# Extract provided

----------

Israeli musical artist

Stav Beger (סתיו בגר; born 21 October 1991) is an Israeli record producer, arranger, composer, songwriter and artistic director.

== Career ==
At his career's beginning, Beger worked as recording engineer for Israeli musician Yinon Yahel. In 2015 he helped him to produce Israel's Eurovision 2015 song "Golden Boy". Starting his independent career as a record producer and composer, Beger produced Israeli rapper Talisman's hit "Zanzibar" in 2016, which reached the top of Galgalatz's weekly chart.

In 2018, he wrote and produced Omer Adam's biggest hit "Shney Meshugaim", which reached the top of Media Forest's chart and got more than 7 million streams on Spotify, becoming the most-streamed Hebrew song on the platform. At the same year, Beger wrote and produce Israel's 2018 Eurovision-winning song by Netta Barzilai, "Toy", with Doron Medalie, winning Society of Authors, Composers and Music Publishers in Israel prizes for "extraordinary achievement in the international arena" and "arranger of the year".

In 2019, Beger co-wrote the songs "Bassa Sababa" and "Nana Banana" by Netta Barzilai. That year, he also produced "Katov Mi'lemala" by Idan Raichel, which reached the top of Media Forest's weekly chart.

In 2020, he wrote with Nathan Goshen the song "Roots" by Eden Alene, one of the four nominated songs to represent Israel in the Eurovision Song Contest 2020. The same year, he produced Goshen's sixth album, Bati Lachlom, which received much praise.

In 2023, Beger joined Yinon Yahel, Tal Forer, Amit Shine and Oudi Antebi to start Session42, an Israeli based music label and music tech company. Session42 is the management company and label behind Eden Golan.

He co-authored the 2024 song "Hurricane", which represented Israel in the Eurovision Song Contest 2024. The song got 5th place in the Grand Final. Also in 2024, he co-wrote and co-produced the song "Older" by Eden Golan.

----------

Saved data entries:
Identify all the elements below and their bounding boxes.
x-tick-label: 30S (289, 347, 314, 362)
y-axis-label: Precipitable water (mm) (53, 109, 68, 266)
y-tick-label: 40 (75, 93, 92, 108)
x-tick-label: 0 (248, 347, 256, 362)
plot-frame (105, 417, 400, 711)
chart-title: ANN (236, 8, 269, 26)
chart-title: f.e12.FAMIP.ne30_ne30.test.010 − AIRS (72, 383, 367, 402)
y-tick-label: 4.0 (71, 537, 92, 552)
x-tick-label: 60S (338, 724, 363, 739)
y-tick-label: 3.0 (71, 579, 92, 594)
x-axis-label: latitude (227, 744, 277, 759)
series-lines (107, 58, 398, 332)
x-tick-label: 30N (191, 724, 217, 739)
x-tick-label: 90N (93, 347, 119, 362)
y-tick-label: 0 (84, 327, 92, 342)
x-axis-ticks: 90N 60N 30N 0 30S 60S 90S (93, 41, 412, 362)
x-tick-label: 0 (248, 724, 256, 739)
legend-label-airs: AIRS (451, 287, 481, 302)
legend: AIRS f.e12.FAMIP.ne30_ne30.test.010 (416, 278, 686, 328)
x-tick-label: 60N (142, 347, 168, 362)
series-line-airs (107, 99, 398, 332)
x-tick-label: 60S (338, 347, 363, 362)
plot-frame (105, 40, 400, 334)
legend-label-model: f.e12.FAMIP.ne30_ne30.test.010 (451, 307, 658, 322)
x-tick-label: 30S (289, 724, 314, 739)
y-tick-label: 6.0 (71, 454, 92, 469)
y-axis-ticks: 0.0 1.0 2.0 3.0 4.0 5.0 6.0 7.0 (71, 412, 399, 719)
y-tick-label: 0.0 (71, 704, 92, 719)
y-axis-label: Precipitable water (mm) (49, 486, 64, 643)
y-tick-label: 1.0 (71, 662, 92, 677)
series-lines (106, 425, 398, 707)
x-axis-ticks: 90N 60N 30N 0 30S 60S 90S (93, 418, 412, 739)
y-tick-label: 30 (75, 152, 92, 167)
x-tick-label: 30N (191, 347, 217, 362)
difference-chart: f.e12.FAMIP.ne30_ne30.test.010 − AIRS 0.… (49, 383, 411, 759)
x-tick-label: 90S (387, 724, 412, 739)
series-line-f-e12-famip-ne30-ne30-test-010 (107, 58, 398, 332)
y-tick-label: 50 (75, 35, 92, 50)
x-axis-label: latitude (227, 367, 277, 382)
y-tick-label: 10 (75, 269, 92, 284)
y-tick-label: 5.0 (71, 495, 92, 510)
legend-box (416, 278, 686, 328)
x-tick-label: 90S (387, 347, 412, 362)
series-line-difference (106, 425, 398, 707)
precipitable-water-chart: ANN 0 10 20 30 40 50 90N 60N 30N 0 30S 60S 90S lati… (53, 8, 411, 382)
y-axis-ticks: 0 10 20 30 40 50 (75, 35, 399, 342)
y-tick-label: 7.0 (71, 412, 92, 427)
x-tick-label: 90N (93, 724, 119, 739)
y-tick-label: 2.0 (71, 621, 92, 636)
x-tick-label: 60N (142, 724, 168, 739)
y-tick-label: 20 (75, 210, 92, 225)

----------

# What you need to do
1 - Answer these questions from the article on Stav Beger:
(a) What was the title of Israel's Eurovision 2015 song that Beger helped produce?
(b) What company did Beger help start in 2023?
(c) What place did "Hurricane" get in the Grand Final?
2 - Write out the article on Stav Beger word for word, everything from "In 2018, he" down to "Forest's weekly chart.".

# Answers to the exercises
1 -
(a) "Golden Boy"
(b) Session42
(c) 5th place

2 -
In 2018, he wrote and produced Omer Adam's biggest hit "Shney Meshugaim", which reached the top of Media Forest's chart and got more than 7 million streams on Spotify, becoming the most-streamed Hebrew song on the platform. At the same year, Beger wrote and produce Israel's 2018 Eurovision-winning song by Netta Barzilai, "Toy", with Doron Medalie, winning Society of Authors, Composers and Music Publishers in Israel prizes for "extraordinary achievement in the international arena" and "arranger of the year".

In 2019, Beger co-wrote the songs "Bassa Sababa" and "Nana Banana" by Netta Barzilai. That year, he also produced "Katov Mi'lemala" by Idan Raichel, which reached the top of Media Forest's weekly chart.